_Required task:_
Copy out, word for word, the lines of the records below from the very first line through the line that contains "x-tick-labels: 10−2 10−1", including both of those lines.

══ Data section ══

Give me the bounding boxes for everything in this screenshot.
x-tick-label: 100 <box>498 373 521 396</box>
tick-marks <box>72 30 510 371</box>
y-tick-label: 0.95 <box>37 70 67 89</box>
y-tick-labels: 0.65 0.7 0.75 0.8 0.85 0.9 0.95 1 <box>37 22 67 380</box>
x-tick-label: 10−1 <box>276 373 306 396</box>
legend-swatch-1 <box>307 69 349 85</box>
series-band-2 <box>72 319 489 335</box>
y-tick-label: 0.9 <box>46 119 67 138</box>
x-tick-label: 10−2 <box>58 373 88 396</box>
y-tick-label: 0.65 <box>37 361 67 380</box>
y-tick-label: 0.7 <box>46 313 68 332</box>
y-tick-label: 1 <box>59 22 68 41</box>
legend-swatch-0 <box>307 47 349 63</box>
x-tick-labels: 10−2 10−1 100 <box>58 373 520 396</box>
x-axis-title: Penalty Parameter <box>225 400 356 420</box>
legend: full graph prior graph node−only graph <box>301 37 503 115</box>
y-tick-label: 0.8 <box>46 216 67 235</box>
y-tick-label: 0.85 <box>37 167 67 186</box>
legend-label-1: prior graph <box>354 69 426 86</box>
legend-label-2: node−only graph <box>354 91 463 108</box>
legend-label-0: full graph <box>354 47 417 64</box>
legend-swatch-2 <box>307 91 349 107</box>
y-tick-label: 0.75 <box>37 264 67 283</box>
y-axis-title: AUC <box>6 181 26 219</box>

═══

_Completed task:_
Give me the bounding boxes for everything in this screenshot.
x-tick-label: 100 <box>498 373 521 396</box>
tick-marks <box>72 30 510 371</box>
y-tick-label: 0.95 <box>37 70 67 89</box>
y-tick-labels: 0.65 0.7 0.75 0.8 0.85 0.9 0.95 1 <box>37 22 67 380</box>
x-tick-label: 10−1 <box>276 373 306 396</box>
legend-swatch-1 <box>307 69 349 85</box>
series-band-2 <box>72 319 489 335</box>
y-tick-label: 0.9 <box>46 119 67 138</box>
x-tick-label: 10−2 <box>58 373 88 396</box>
y-tick-label: 0.65 <box>37 361 67 380</box>
y-tick-label: 0.7 <box>46 313 68 332</box>
y-tick-label: 1 <box>59 22 68 41</box>
legend-swatch-0 <box>307 47 349 63</box>
x-tick-labels: 10−2 10−1 100 <box>58 373 520 396</box>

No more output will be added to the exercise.